● Supplied records
━━━

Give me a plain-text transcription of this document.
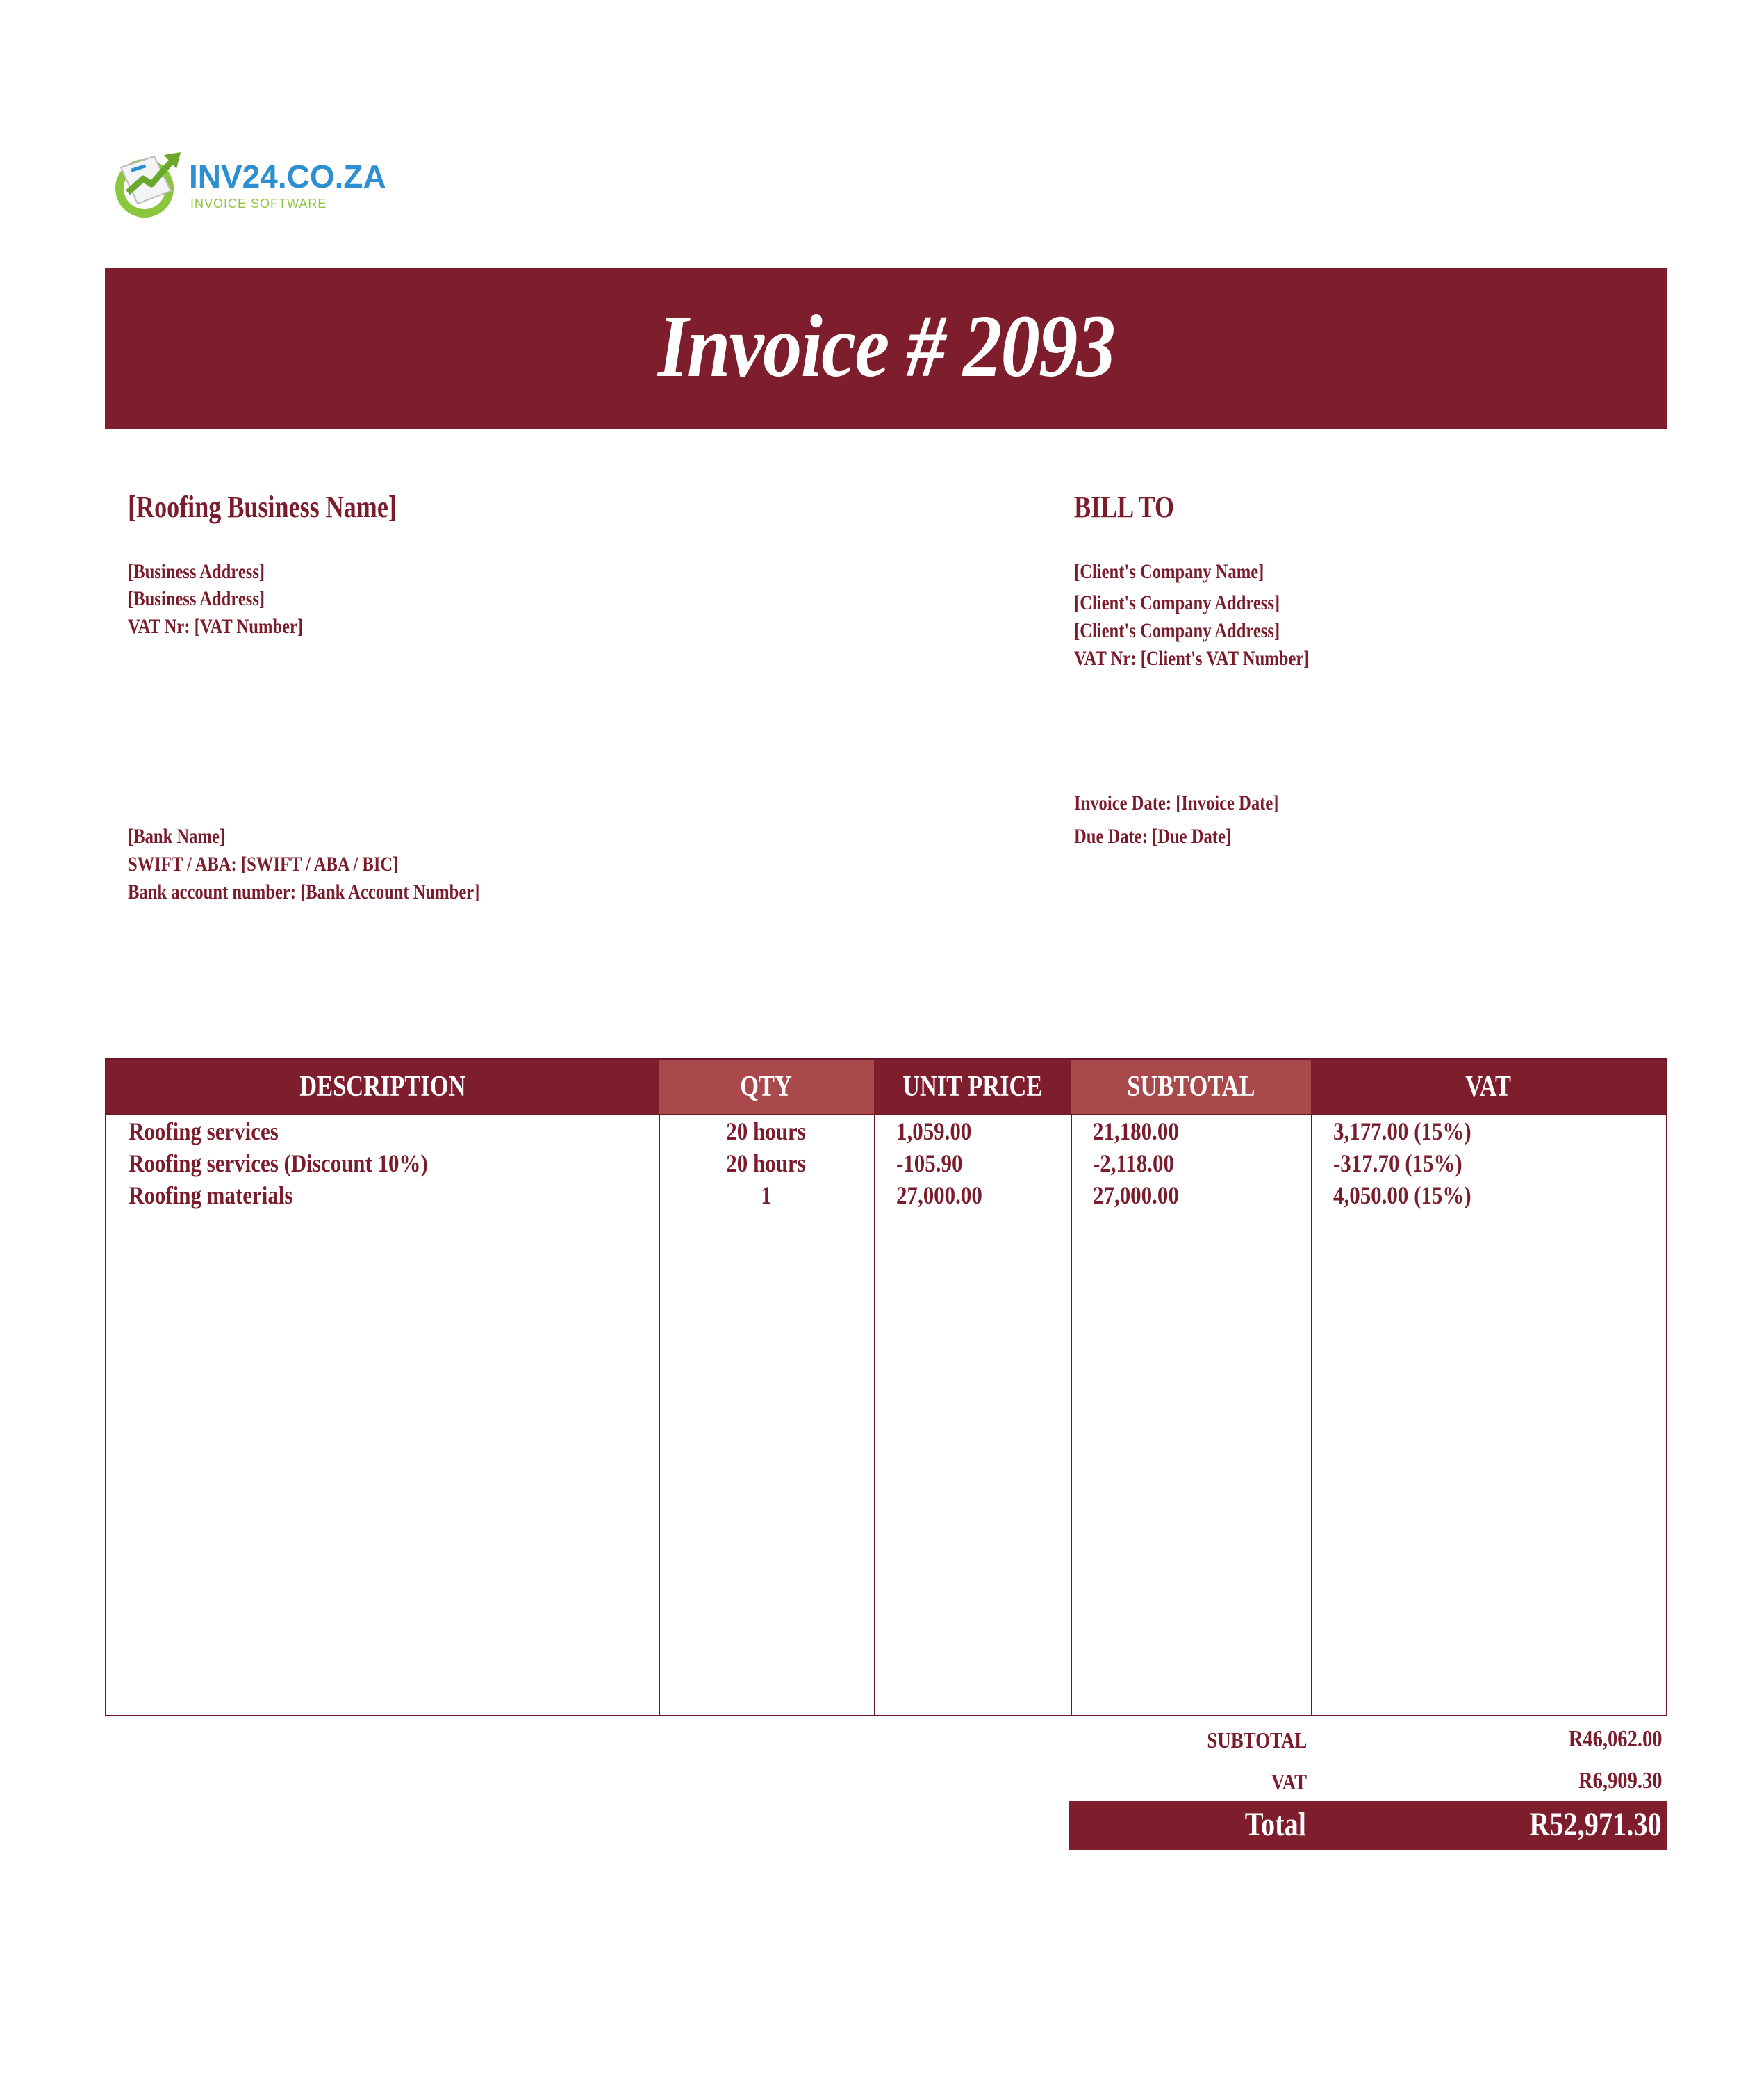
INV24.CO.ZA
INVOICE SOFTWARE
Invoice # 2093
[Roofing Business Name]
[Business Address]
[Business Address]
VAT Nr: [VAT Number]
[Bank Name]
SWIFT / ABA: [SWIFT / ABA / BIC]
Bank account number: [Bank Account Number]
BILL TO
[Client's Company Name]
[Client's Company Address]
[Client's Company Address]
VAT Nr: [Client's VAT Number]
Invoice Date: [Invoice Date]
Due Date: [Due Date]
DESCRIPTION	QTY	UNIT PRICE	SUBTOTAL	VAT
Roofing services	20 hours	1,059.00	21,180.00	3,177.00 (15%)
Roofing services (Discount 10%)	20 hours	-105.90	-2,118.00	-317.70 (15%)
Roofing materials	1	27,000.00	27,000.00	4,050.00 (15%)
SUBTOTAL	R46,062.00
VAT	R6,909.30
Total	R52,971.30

━━━

● The task
Count the lines of the listing above that include the word "SUBTOTAL" and state the total with nothing else.

● Solved exercise
2